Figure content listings
Begin
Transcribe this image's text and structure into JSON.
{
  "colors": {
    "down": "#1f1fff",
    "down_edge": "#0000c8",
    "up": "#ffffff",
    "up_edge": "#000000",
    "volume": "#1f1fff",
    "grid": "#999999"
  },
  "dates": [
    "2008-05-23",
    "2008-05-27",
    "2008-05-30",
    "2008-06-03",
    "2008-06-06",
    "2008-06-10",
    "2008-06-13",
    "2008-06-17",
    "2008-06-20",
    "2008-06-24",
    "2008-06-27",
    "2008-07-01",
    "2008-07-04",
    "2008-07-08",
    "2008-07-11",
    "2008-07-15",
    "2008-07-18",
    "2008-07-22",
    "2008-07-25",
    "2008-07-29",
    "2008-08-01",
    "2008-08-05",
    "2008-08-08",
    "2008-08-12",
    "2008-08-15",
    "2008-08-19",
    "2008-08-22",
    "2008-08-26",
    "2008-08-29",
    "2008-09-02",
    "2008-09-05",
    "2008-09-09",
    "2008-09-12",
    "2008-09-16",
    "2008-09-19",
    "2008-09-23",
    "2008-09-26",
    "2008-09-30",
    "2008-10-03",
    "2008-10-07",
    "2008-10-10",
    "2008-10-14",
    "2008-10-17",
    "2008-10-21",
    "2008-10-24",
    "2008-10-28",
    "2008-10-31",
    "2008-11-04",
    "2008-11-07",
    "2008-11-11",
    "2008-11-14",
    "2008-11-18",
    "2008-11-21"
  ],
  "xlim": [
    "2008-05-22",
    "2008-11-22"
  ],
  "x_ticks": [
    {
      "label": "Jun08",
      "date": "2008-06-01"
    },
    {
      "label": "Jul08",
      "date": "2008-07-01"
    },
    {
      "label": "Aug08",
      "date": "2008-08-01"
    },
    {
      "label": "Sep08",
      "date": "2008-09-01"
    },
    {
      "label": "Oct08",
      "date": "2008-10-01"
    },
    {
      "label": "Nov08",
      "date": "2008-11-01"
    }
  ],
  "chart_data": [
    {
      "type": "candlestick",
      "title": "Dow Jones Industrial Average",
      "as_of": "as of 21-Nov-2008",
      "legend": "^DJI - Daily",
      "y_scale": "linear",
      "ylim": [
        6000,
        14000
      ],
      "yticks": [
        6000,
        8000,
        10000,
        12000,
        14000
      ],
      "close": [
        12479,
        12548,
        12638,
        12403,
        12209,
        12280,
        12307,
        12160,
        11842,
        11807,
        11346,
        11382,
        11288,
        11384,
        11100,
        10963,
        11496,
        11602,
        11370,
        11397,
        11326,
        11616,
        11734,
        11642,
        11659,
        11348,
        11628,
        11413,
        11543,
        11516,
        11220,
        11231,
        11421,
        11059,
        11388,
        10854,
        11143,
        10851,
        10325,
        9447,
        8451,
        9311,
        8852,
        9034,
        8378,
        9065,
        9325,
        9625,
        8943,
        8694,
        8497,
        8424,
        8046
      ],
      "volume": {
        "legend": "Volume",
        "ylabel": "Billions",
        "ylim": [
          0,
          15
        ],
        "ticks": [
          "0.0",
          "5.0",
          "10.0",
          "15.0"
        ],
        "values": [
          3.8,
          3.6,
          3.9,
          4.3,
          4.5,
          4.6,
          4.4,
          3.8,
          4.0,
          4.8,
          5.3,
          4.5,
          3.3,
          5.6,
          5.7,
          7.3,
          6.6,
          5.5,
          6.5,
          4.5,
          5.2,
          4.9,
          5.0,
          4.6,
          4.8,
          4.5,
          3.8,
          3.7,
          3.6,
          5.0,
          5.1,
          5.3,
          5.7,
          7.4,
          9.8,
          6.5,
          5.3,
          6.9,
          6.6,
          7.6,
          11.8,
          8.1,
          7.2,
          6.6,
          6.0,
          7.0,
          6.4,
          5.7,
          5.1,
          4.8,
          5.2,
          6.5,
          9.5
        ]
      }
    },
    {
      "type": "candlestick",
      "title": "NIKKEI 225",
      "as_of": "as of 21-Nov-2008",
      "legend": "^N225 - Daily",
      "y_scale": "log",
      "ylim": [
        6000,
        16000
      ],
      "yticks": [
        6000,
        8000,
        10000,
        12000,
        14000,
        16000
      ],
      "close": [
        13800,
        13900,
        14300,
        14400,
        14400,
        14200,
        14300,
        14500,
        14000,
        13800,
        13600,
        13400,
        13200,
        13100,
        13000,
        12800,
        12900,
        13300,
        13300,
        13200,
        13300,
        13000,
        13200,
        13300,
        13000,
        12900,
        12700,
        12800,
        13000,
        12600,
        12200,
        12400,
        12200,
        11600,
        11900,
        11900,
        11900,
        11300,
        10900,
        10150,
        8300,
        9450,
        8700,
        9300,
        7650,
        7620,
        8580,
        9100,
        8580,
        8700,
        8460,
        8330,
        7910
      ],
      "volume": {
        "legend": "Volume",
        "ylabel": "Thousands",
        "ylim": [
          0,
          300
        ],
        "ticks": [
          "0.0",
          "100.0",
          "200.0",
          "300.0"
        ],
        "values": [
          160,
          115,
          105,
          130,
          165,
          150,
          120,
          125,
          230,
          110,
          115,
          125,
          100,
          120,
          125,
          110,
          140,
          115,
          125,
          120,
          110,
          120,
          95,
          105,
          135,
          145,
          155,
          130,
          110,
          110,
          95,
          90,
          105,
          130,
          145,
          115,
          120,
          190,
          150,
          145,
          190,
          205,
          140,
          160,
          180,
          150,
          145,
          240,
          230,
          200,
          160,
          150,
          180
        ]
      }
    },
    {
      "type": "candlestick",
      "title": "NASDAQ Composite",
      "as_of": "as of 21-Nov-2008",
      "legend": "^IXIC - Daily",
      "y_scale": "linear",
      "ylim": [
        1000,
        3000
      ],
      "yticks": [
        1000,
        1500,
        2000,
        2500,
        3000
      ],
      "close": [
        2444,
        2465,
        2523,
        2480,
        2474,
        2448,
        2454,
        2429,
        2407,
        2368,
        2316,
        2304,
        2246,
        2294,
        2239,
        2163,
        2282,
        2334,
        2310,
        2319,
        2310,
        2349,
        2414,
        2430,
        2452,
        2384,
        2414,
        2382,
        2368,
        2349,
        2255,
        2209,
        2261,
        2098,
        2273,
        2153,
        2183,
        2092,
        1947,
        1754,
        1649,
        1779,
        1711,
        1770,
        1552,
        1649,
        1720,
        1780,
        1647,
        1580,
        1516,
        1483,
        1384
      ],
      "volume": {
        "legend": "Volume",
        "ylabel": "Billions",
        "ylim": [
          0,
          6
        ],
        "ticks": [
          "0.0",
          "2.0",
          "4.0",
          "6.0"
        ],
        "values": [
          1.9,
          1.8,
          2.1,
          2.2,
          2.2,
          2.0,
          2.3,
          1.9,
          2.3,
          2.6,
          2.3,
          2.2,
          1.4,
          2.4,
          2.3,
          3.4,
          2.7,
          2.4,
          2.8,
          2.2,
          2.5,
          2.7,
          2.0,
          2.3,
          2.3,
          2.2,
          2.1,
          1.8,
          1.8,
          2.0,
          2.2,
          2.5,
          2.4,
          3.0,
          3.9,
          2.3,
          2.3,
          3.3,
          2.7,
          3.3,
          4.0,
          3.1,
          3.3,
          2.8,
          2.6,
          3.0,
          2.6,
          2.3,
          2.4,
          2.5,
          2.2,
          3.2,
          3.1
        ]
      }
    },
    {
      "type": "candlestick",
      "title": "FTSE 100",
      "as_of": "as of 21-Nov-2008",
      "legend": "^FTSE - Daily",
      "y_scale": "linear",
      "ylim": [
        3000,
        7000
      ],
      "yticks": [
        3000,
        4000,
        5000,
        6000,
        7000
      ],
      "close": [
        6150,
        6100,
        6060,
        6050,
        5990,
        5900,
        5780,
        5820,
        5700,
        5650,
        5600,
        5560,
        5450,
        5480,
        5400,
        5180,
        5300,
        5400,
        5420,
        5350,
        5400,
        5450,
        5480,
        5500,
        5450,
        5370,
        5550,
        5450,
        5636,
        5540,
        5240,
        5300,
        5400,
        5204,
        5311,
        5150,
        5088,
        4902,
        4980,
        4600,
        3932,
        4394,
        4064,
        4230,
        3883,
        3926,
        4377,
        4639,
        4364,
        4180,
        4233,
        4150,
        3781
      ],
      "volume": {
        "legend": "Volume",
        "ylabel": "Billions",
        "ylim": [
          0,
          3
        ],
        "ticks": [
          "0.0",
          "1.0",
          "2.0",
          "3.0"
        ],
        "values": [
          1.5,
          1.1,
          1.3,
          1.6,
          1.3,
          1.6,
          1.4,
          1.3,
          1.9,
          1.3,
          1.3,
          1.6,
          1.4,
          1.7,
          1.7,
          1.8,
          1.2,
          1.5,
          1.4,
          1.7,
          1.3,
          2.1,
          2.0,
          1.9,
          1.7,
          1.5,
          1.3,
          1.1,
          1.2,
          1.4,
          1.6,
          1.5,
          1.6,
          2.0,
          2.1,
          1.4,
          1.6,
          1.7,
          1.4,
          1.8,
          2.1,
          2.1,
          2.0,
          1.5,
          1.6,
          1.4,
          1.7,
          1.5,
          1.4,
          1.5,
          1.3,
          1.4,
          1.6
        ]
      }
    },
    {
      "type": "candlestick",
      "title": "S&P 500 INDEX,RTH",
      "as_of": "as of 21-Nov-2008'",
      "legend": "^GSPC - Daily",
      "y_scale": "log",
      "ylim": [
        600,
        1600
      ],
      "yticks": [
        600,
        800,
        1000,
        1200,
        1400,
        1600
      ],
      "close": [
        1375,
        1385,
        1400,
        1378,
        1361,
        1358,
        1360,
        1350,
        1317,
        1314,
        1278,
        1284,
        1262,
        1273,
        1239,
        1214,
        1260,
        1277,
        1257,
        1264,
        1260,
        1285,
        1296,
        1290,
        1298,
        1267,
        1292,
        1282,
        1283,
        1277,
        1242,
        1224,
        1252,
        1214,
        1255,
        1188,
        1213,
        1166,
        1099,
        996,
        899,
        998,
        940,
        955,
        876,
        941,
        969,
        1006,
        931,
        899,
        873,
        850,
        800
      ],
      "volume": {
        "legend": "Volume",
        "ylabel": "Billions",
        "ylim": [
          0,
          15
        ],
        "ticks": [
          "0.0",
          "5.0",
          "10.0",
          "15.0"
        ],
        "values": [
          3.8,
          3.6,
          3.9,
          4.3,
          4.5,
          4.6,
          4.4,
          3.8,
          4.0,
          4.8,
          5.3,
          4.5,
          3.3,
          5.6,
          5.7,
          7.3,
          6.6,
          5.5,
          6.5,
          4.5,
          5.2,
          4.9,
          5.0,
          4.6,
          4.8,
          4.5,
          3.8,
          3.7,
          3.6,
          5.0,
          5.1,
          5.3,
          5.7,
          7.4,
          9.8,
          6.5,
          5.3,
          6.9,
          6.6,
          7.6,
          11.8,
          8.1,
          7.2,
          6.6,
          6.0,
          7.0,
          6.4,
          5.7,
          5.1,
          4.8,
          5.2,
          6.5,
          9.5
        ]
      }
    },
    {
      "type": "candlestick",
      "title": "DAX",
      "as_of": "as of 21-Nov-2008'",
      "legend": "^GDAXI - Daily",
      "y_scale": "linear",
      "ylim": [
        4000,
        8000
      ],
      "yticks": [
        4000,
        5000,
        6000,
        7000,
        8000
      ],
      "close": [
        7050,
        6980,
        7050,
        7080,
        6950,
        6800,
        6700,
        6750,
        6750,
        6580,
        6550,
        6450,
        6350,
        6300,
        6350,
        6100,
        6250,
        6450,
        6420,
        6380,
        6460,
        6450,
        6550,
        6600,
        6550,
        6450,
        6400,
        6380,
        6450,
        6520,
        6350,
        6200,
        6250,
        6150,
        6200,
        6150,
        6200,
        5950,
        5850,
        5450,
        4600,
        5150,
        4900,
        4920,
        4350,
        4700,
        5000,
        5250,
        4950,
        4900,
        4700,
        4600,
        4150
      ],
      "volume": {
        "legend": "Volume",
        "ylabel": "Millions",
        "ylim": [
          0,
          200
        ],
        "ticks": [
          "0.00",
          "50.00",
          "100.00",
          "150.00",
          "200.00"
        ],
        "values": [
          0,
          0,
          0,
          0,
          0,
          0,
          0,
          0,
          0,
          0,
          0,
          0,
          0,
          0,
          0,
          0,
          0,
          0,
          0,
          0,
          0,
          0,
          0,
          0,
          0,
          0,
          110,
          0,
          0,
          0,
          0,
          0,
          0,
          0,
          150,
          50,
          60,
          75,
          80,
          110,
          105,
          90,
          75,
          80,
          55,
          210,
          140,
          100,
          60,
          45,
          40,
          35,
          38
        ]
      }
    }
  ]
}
End
Description of the task: Looking at the data above, how many lines hold the word "title"? Respond with the number alone.

Worked answer: 6